Brief –
Find the word "near" below. Copy each line that has it.

################

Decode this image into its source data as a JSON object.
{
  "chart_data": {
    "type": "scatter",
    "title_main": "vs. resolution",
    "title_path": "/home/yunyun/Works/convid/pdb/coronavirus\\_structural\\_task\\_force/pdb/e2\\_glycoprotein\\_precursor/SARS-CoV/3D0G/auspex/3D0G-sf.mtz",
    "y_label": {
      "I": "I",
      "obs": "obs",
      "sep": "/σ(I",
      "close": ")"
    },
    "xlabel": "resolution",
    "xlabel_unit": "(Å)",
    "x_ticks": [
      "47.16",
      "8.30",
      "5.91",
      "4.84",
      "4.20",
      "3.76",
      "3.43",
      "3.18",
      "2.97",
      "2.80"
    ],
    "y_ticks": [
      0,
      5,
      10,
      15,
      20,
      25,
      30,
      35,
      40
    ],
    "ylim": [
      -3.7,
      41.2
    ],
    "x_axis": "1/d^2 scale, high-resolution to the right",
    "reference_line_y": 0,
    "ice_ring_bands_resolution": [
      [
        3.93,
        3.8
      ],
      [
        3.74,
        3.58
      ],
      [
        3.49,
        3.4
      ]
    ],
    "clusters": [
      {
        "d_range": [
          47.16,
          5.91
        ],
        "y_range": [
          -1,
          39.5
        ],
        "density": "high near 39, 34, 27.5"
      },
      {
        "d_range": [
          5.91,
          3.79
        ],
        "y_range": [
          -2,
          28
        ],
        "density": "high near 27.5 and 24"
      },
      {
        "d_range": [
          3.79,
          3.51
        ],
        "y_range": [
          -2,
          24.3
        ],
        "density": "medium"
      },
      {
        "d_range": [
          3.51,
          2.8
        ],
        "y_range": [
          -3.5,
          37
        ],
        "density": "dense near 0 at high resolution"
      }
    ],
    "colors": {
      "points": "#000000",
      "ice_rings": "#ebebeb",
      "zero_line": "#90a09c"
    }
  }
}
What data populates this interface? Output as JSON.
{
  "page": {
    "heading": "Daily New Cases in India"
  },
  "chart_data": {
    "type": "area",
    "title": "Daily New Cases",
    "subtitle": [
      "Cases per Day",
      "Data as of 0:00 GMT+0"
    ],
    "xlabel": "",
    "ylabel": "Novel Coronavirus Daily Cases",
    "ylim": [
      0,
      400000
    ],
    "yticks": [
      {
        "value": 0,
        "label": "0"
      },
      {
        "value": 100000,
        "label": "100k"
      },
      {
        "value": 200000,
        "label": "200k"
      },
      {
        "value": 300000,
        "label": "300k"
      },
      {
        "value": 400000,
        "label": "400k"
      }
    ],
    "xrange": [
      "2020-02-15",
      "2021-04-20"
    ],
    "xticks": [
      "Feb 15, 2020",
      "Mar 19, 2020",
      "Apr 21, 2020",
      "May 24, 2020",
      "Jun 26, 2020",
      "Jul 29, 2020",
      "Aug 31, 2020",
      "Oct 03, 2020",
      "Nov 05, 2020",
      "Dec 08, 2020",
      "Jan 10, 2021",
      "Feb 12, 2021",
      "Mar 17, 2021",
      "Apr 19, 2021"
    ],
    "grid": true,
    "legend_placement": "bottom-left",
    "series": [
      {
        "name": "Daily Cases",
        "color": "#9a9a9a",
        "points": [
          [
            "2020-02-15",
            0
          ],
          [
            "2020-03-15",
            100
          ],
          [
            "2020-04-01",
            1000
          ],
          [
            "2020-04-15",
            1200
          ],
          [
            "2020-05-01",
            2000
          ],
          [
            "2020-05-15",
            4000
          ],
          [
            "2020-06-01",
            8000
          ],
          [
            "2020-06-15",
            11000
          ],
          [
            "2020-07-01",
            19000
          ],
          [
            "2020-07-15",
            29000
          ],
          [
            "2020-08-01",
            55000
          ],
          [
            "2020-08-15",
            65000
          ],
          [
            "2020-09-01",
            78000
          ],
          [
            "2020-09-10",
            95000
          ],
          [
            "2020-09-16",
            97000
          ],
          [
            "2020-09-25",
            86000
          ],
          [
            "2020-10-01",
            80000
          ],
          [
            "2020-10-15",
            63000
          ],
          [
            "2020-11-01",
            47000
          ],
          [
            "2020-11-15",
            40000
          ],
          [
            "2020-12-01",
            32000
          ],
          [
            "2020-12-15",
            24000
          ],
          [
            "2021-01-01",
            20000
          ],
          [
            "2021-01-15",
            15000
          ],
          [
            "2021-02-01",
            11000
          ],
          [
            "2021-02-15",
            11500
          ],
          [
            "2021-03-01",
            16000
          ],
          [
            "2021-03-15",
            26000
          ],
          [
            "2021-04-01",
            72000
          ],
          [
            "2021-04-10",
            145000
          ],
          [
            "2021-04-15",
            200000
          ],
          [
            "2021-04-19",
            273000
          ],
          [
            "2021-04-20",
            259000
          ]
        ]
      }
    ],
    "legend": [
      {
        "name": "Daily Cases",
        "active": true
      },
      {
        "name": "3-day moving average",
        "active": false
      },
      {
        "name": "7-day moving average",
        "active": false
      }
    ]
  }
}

################

The answer –
        "density": "high near 39, 34, 27.5"
        "density": "high near 27.5 and 24"
        "density": "dense near 0 at high resolution"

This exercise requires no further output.